- [WORK TO COMPLETE]
Can you set down every one of the records below word for word, in the same order and with nothing added or left out?

══ ENTRIES PROVIDED ══

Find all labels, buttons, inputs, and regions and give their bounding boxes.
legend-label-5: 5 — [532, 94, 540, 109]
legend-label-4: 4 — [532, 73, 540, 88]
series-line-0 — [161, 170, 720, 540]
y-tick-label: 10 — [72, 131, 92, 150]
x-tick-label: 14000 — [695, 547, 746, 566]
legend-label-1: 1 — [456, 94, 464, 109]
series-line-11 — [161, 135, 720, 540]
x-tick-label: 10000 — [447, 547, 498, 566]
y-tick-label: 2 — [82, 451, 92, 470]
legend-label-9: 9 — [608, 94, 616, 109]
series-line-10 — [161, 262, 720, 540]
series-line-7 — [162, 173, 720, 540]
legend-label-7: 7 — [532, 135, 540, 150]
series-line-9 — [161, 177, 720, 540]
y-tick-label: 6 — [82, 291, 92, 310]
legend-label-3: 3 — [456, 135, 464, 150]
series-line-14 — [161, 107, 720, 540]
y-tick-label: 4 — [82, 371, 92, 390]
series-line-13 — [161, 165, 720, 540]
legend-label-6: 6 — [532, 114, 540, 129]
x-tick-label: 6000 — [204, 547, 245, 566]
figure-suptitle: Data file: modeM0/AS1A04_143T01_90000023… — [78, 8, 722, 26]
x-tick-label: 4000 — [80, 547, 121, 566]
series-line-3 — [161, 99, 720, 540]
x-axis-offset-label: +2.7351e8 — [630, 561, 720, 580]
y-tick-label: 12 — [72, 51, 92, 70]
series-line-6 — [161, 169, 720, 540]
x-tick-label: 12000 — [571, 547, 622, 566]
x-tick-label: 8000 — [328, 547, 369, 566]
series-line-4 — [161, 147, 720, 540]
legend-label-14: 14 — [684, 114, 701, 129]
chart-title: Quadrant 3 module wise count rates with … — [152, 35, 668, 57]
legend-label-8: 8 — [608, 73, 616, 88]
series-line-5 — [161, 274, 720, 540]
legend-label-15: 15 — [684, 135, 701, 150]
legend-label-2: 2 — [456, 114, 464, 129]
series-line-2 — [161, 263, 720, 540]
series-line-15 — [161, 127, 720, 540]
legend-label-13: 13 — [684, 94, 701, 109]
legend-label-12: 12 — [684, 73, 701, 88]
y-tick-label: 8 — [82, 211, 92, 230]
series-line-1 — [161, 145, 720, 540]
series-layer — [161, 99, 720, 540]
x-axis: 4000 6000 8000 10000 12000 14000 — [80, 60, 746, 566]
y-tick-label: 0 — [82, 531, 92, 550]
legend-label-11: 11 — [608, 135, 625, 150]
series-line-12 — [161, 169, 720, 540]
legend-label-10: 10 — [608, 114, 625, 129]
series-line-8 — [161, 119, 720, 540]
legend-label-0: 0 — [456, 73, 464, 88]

═══

- [CORRECT OUTPUT]
Find all labels, buttons, inputs, and regions and give their bounding boxes.
legend-label-5: 5 — [532, 94, 540, 109]
legend-label-4: 4 — [532, 73, 540, 88]
series-line-0 — [161, 170, 720, 540]
y-tick-label: 10 — [72, 131, 92, 150]
x-tick-label: 14000 — [695, 547, 746, 566]
legend-label-1: 1 — [456, 94, 464, 109]
series-line-11 — [161, 135, 720, 540]
x-tick-label: 10000 — [447, 547, 498, 566]
y-tick-label: 2 — [82, 451, 92, 470]
legend-label-9: 9 — [608, 94, 616, 109]
series-line-10 — [161, 262, 720, 540]
series-line-7 — [162, 173, 720, 540]
legend-label-7: 7 — [532, 135, 540, 150]
series-line-9 — [161, 177, 720, 540]
y-tick-label: 6 — [82, 291, 92, 310]
legend-label-3: 3 — [456, 135, 464, 150]
series-line-14 — [161, 107, 720, 540]
y-tick-label: 4 — [82, 371, 92, 390]
series-line-13 — [161, 165, 720, 540]
legend-label-6: 6 — [532, 114, 540, 129]
x-tick-label: 6000 — [204, 547, 245, 566]
figure-suptitle: Data file: modeM0/AS1A04_143T01_90000023… — [78, 8, 722, 26]
x-tick-label: 4000 — [80, 547, 121, 566]
series-line-3 — [161, 99, 720, 540]
x-axis-offset-label: +2.7351e8 — [630, 561, 720, 580]
y-tick-label: 12 — [72, 51, 92, 70]
series-line-6 — [161, 169, 720, 540]
x-tick-label: 12000 — [571, 547, 622, 566]
x-tick-label: 8000 — [328, 547, 369, 566]
series-line-4 — [161, 147, 720, 540]
legend-label-14: 14 — [684, 114, 701, 129]
chart-title: Quadrant 3 module wise count rates with … — [152, 35, 668, 57]
legend-label-8: 8 — [608, 73, 616, 88]
series-line-5 — [161, 274, 720, 540]
legend-label-15: 15 — [684, 135, 701, 150]
legend-label-2: 2 — [456, 114, 464, 129]
series-line-2 — [161, 263, 720, 540]
series-line-15 — [161, 127, 720, 540]
legend-label-13: 13 — [684, 94, 701, 109]
legend-label-12: 12 — [684, 73, 701, 88]
y-tick-label: 8 — [82, 211, 92, 230]
series-line-1 — [161, 145, 720, 540]
series-layer — [161, 99, 720, 540]
x-axis: 4000 6000 8000 10000 12000 14000 — [80, 60, 746, 566]
y-tick-label: 0 — [82, 531, 92, 550]
legend-label-11: 11 — [608, 135, 625, 150]
series-line-12 — [161, 169, 720, 540]
legend-label-10: 10 — [608, 114, 625, 129]
series-line-8 — [161, 119, 720, 540]
legend-label-0: 0 — [456, 73, 464, 88]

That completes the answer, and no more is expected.